* _Dataset entries_:
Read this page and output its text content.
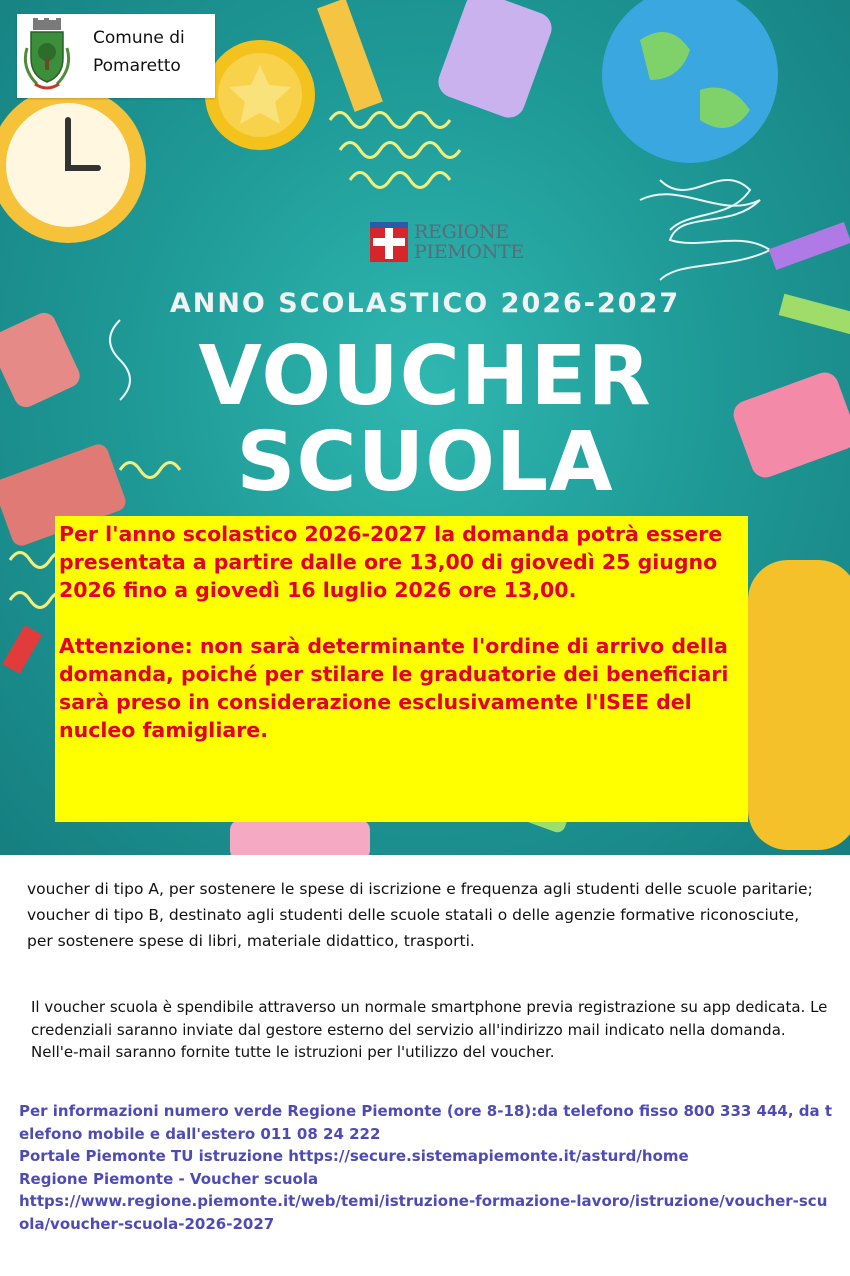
Comune di
Pomaretto
REGIONE
PIEMONTE
ANNO SCOLASTICO 2026-2027
VOUCHER
SCUOLA

Per l'anno scolastico 2026-2027 la domanda potrà essere presentata a partire dalle ore 13,00 di giovedì 25 giugno 2026 fino a giovedì 16 luglio 2026 ore 13,00.

Attenzione: non sarà determinante l'ordine di arrivo della domanda, poiché per stilare le graduatorie dei beneficiari sarà preso in considerazione esclusivamente l'ISEE del nucleo famigliare.

voucher di tipo A, per sostenere le spese di iscrizione e frequenza agli studenti delle scuole paritarie;

voucher di tipo B, destinato agli studenti delle scuole statali o delle agenzie formative riconosciute, per sostenere spese di libri, materiale didattico, trasporti.

Il voucher scuola è spendibile attraverso un normale smartphone previa registrazione su app dedicata. Le credenziali saranno inviate dal gestore esterno del servizio all'indirizzo mail indicato nella domanda. Nell'e-mail saranno fornite tutte le istruzioni per l'utilizzo del voucher.
Per informazioni numero verde Regione Piemonte (ore 8-18):da telefono fisso 800 333 444, da telefono mobile e dall'estero 011 08 24 222
Portale Piemonte TU istruzione https://secure.sistemapiemonte.it/asturd/home
Regione Piemonte - Voucher scuola
https://www.regione.piemonte.it/web/temi/istruzione-formazione-lavoro/istruzione/voucher-scuola/voucher-scuola-2026-2027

* _WORK TO DO_:
In the copy, include no pictures; restate the listing above exactly.

* _ANSWER TO THE TASK_:
Read this page and output its text content.
Comune di
Pomaretto
REGIONE
PIEMONTE
ANNO SCOLASTICO 2026-2027
VOUCHER
SCUOLA

Per l'anno scolastico 2026-2027 la domanda potrà essere presentata a partire dalle ore 13,00 di giovedì 25 giugno 2026 fino a giovedì 16 luglio 2026 ore 13,00.

Attenzione: non sarà determinante l'ordine di arrivo della domanda, poiché per stilare le graduatorie dei beneficiari sarà preso in considerazione esclusivamente l'ISEE del nucleo famigliare.

voucher di tipo A, per sostenere le spese di iscrizione e frequenza agli studenti delle scuole paritarie;

voucher di tipo B, destinato agli studenti delle scuole statali o delle agenzie formative riconosciute, per sostenere spese di libri, materiale didattico, trasporti.

Il voucher scuola è spendibile attraverso un normale smartphone previa registrazione su app dedicata. Le credenziali saranno inviate dal gestore esterno del servizio all'indirizzo mail indicato nella domanda. Nell'e-mail saranno fornite tutte le istruzioni per l'utilizzo del voucher.
Per informazioni numero verde Regione Piemonte (ore 8-18):da telefono fisso 800 333 444, da telefono mobile e dall'estero 011 08 24 222
Portale Piemonte TU istruzione https://secure.sistemapiemonte.it/asturd/home
Regione Piemonte - Voucher scuola
https://www.regione.piemonte.it/web/temi/istruzione-formazione-lavoro/istruzione/voucher-scuola/voucher-scuola-2026-2027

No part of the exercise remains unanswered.